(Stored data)

+-------+

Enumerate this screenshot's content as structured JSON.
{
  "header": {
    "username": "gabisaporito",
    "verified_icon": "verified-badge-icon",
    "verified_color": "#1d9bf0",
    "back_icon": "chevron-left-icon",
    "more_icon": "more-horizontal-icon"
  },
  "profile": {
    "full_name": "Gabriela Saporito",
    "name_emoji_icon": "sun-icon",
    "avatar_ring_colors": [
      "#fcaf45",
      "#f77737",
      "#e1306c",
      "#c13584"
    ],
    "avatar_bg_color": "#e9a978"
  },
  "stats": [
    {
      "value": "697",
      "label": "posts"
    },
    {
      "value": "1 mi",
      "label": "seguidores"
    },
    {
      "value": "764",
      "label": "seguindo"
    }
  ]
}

+-------+

TASK TO CARRY OUT: Reproduce each line from the records that contains the word "label".

SOLUTION BELOW:
      "label": "posts"
      "label": "seguidores"
      "label": "seguindo"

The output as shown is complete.